▶

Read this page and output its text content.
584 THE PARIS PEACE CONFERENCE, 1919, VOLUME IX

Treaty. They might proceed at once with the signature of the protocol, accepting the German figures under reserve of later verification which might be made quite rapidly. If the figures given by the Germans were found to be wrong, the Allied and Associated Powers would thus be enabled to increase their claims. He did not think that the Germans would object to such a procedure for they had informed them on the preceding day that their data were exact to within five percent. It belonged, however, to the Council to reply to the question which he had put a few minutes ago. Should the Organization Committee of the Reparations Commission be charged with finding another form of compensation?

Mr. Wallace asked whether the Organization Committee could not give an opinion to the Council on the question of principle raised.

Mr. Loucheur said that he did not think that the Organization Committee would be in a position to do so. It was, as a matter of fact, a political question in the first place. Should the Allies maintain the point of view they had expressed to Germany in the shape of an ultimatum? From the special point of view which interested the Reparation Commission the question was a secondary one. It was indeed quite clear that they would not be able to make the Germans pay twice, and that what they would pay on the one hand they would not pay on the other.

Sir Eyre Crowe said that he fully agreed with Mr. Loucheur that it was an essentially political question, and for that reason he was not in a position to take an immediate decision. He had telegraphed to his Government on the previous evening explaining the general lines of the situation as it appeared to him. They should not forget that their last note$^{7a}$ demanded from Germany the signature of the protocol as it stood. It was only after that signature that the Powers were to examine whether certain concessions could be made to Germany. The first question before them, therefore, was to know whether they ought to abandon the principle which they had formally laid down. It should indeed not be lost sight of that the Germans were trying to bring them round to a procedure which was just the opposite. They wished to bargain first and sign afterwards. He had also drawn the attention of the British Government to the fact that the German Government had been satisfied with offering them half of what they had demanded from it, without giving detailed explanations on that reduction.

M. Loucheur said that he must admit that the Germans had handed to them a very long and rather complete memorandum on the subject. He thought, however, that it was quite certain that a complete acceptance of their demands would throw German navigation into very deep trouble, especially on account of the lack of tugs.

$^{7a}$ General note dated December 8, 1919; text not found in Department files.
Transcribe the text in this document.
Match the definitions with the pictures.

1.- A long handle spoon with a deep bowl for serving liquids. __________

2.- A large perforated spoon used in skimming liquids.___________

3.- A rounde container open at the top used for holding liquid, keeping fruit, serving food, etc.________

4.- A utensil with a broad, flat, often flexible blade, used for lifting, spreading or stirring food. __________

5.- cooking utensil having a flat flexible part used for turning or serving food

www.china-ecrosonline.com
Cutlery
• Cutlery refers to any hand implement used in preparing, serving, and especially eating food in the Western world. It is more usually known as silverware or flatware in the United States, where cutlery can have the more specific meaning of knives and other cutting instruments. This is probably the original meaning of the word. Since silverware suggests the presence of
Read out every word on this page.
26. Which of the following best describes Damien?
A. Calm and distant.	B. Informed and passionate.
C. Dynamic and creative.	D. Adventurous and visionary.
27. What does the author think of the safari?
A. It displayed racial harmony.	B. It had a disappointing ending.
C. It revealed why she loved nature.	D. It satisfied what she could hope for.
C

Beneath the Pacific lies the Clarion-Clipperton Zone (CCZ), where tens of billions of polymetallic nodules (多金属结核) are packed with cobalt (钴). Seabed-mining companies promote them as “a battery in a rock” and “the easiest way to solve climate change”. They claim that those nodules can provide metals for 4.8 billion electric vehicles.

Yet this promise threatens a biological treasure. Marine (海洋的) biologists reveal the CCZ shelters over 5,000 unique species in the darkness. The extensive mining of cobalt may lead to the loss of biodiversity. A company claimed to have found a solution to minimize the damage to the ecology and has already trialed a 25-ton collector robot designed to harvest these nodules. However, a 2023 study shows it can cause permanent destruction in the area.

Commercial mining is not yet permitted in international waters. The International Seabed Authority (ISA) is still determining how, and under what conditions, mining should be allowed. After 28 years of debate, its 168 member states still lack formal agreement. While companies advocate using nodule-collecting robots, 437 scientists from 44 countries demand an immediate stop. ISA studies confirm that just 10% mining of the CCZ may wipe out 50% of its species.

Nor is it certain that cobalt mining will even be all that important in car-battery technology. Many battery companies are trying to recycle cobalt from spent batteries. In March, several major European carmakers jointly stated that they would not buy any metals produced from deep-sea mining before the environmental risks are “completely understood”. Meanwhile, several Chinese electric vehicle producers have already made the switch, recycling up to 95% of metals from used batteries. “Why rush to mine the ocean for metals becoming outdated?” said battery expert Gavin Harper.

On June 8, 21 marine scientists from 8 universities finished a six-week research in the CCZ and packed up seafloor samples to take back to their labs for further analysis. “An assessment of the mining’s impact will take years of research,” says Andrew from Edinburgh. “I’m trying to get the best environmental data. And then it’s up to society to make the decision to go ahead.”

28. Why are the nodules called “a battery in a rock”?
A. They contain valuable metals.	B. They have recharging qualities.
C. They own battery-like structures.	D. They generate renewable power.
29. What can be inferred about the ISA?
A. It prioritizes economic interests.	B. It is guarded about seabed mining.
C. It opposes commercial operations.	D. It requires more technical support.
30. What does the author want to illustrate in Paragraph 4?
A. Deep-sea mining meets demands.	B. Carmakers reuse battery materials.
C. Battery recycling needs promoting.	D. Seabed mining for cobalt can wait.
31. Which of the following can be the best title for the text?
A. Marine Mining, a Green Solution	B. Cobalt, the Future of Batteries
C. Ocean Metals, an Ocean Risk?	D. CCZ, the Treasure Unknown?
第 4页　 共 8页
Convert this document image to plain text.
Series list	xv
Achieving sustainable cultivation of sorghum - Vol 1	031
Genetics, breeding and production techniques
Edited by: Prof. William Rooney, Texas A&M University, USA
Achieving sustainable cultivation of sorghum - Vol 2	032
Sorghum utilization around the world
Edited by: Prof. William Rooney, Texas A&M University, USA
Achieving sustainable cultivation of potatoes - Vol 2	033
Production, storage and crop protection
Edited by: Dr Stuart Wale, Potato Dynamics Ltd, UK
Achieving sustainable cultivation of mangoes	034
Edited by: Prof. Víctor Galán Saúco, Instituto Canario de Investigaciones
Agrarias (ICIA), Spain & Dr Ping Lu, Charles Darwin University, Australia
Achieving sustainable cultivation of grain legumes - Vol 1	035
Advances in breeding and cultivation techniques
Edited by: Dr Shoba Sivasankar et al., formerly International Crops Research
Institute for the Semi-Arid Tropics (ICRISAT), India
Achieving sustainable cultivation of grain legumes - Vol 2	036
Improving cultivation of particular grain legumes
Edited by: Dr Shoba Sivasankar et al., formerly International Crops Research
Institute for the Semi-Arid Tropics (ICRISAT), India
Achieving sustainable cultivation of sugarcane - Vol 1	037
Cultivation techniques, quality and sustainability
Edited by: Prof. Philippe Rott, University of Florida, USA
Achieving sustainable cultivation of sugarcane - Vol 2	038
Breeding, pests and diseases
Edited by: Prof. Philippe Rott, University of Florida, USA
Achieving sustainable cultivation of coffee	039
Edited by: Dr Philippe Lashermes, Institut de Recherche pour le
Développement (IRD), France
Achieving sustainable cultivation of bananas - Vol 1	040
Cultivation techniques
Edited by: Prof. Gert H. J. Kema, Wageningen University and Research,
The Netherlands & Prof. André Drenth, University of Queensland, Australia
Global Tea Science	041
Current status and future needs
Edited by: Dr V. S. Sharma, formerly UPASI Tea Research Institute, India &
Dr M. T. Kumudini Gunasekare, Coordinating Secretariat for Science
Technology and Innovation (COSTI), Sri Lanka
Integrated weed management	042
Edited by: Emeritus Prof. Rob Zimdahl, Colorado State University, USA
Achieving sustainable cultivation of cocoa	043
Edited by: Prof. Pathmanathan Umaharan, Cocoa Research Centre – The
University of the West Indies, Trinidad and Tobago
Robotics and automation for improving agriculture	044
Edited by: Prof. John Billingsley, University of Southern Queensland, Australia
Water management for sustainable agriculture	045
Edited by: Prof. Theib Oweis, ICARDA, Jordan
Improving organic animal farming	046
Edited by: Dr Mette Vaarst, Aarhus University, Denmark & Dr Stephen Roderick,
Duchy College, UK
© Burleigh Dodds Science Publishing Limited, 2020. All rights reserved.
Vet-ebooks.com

◀

## Set problem
Extract each line holding the string "flexible".

## Answer to the exercise
4.- A utensil with a broad, flat, often flexible blade, used for lifting, spreading or stirring food. __________
5.- cooking utensil having a flat flexible part used for turning or serving food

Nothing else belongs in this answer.